(Stored dataset items)
====

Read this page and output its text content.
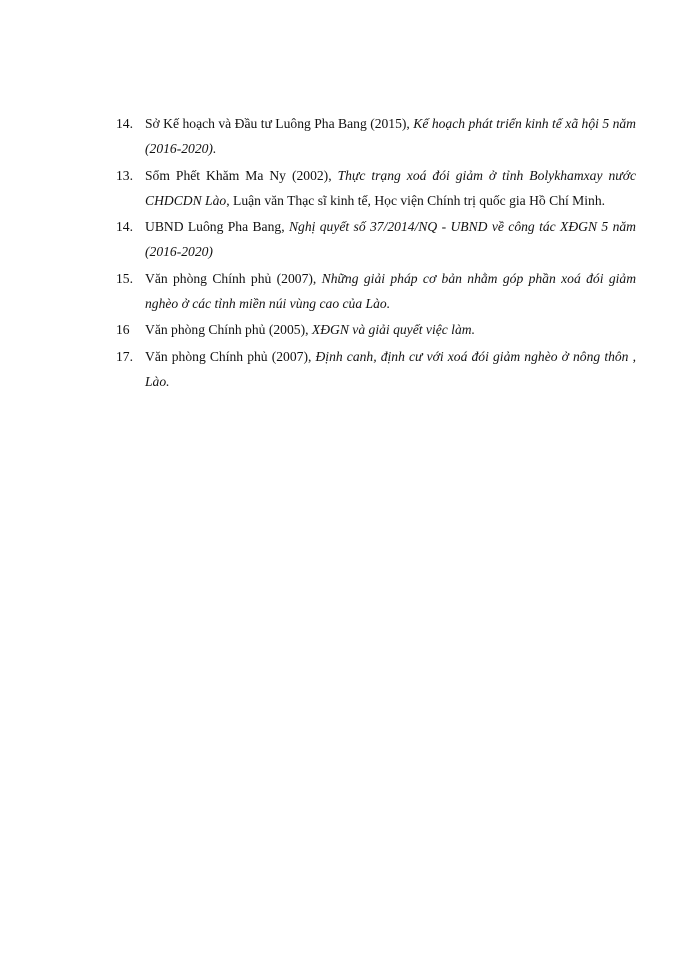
14. Sở Kế hoạch và Đầu tư Luông Pha Bang (2015), Kế hoạch phát triển kinh tế xã hội 5 năm (2016-2020).
13. Sổm Phết Khăm Ma Ny (2002), Thực trạng xoá đói giảm ở tỉnh Bolykhamxay nước CHDCDN Lào, Luận văn Thạc sĩ kinh tế, Học viện Chính trị quốc gia Hồ Chí Minh.
14. UBND Luông Pha Bang, Nghị quyết số 37/2014/NQ - UBND về công tác XĐGN 5 năm (2016-2020)
15. Văn phòng Chính phủ (2007), Những giải pháp cơ bản nhằm góp phần xoá đói giảm nghèo ở các tỉnh miền núi vùng cao của Lào.
16 Văn phòng Chính phủ (2005), XĐGN và giải quyết việc làm.
17. Văn phòng Chính phủ (2007), Định canh, định cư với xoá đói giảm nghèo ở nông thôn , Lào.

====

* [What is expected]: Copy out each line of the data containing the string "Luông".

* [Solution for this exercise]:
14. Sở Kế hoạch và Đầu tư Luông Pha Bang (2015), Kế hoạch phát triển kinh tế xã hội 5 năm (2016-2020).
14. UBND Luông Pha Bang, Nghị quyết số 37/2014/NQ - UBND về công tác XĐGN 5 năm (2016-2020)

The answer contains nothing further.